• **Written exercise**
Go over the entries below line by line, copying each one that contains the word "magában".

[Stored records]
++++++++++

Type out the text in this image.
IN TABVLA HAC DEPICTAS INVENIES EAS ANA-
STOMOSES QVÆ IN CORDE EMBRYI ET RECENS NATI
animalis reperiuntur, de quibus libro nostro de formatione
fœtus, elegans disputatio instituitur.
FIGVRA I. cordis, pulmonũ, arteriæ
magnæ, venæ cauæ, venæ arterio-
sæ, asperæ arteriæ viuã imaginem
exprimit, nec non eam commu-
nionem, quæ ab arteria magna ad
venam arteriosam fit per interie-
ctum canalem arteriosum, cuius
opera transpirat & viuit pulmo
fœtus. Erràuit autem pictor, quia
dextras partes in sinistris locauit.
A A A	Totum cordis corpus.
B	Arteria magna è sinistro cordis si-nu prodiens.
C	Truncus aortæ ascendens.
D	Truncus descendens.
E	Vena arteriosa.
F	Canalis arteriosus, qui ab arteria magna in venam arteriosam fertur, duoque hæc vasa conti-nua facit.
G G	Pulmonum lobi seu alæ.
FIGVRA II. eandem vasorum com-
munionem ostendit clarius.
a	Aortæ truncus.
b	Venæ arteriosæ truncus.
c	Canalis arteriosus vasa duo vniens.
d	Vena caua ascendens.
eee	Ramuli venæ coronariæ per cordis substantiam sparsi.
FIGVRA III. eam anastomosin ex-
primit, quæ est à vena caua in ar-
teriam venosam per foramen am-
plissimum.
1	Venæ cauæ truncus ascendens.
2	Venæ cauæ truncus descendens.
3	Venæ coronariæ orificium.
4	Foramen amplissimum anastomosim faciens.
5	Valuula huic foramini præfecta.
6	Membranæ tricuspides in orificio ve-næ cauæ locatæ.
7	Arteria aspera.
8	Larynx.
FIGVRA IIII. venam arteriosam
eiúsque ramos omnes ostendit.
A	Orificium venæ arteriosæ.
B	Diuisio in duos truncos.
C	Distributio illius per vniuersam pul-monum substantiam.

++++++++++

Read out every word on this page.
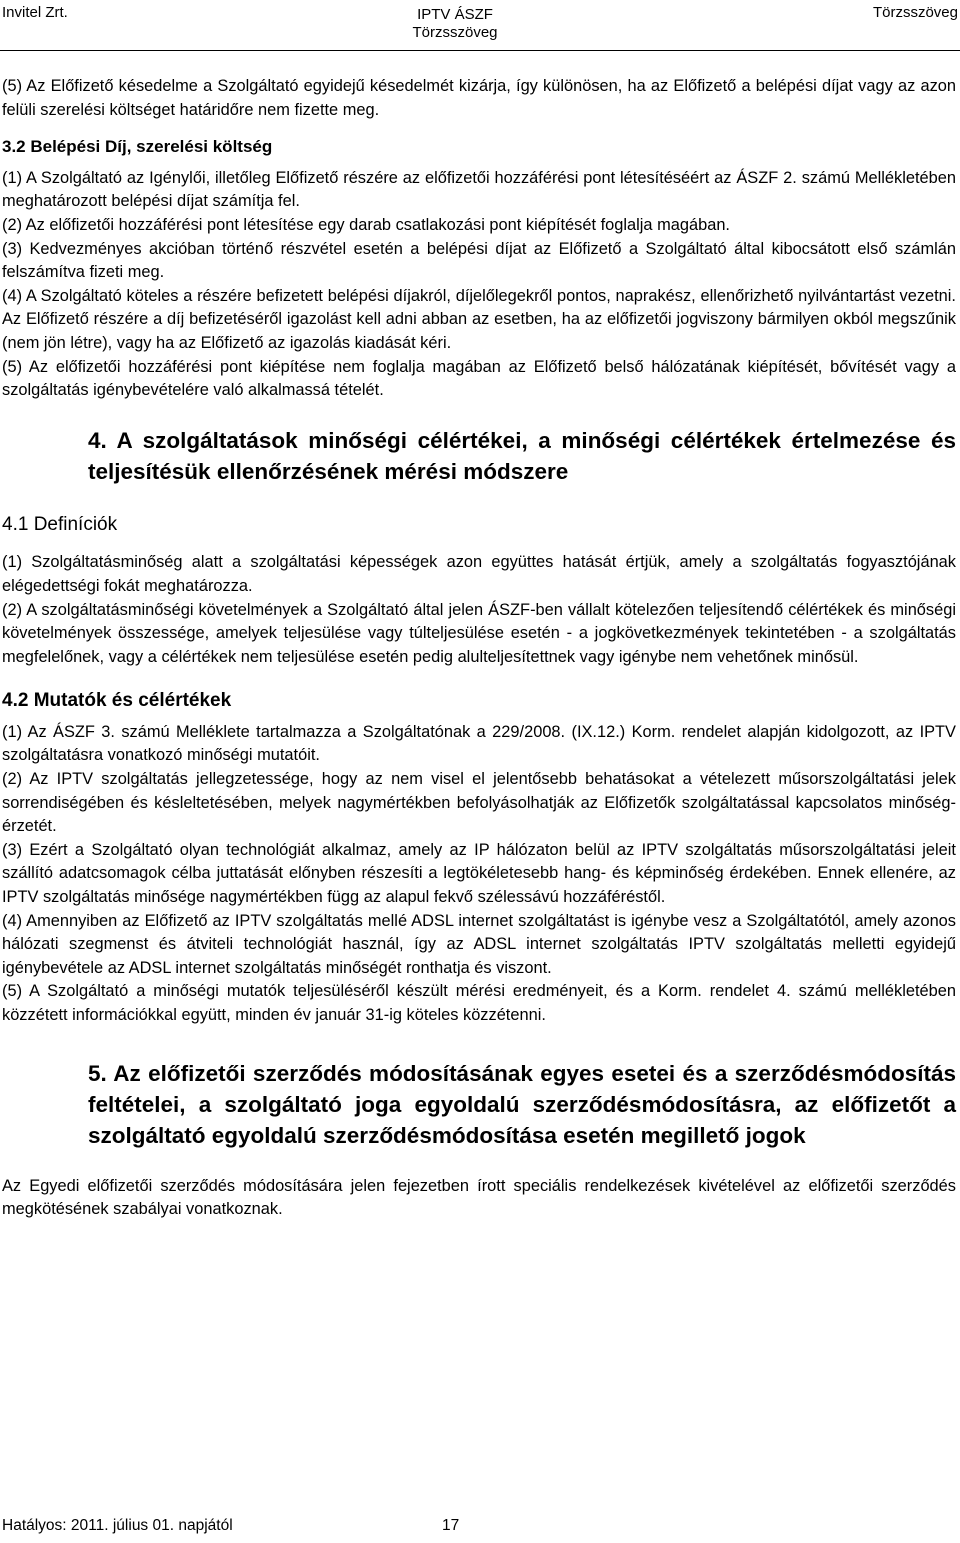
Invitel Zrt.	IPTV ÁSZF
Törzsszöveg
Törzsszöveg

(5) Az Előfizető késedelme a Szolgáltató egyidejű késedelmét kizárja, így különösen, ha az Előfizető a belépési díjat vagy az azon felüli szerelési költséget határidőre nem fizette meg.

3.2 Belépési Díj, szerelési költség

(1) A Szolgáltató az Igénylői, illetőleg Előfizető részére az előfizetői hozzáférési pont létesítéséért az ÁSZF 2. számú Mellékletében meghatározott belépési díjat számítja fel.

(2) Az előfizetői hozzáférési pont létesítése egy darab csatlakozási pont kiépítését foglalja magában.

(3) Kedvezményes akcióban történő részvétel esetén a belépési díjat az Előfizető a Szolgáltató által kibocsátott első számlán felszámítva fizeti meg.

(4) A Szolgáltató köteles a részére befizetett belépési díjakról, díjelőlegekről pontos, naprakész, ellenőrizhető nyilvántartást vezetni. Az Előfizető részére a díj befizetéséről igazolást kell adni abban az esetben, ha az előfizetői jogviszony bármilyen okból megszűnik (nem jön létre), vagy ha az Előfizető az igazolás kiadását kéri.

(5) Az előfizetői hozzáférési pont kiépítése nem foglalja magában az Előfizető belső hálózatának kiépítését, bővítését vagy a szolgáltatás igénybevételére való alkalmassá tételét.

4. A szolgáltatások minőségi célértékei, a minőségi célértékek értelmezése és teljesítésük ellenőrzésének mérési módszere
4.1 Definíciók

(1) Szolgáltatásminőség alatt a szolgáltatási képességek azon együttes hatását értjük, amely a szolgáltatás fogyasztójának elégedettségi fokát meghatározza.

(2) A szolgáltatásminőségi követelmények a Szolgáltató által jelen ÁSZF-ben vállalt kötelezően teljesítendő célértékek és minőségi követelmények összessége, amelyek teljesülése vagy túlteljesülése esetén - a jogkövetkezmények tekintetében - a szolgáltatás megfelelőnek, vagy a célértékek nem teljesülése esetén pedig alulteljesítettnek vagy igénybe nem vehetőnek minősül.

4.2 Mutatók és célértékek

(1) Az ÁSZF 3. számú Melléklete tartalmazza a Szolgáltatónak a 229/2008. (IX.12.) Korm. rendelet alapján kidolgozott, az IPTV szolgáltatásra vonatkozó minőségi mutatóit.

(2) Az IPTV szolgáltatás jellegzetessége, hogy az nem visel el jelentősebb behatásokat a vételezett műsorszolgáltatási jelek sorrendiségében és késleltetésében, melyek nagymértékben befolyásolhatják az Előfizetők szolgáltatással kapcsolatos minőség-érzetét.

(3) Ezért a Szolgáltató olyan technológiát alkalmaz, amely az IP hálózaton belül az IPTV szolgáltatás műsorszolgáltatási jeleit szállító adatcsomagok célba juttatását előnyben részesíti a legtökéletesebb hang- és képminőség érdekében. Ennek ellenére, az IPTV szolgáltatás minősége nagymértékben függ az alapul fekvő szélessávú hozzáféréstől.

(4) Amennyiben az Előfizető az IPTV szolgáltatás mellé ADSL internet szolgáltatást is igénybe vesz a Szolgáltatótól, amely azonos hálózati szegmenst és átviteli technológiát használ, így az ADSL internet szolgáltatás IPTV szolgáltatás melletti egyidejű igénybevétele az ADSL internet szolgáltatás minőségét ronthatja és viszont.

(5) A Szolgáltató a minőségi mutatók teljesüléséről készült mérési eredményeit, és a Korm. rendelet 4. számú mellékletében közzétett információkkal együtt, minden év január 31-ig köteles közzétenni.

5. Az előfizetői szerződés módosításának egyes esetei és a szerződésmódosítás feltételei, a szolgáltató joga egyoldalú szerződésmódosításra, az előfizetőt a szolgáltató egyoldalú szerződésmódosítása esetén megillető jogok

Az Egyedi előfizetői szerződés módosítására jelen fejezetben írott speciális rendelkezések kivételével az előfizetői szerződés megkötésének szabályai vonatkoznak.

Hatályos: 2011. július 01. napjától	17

++++++++++

• **Task output**
(2) Az előfizetői hozzáférési pont létesítése egy darab csatlakozási pont kiépítését foglalja magában.
(5) Az előfizetői hozzáférési pont kiépítése nem foglalja magában az Előfizető belső hálózatának kiépítését, bővítését vagy a szolgáltatás igénybevételére való alkalmassá tételét.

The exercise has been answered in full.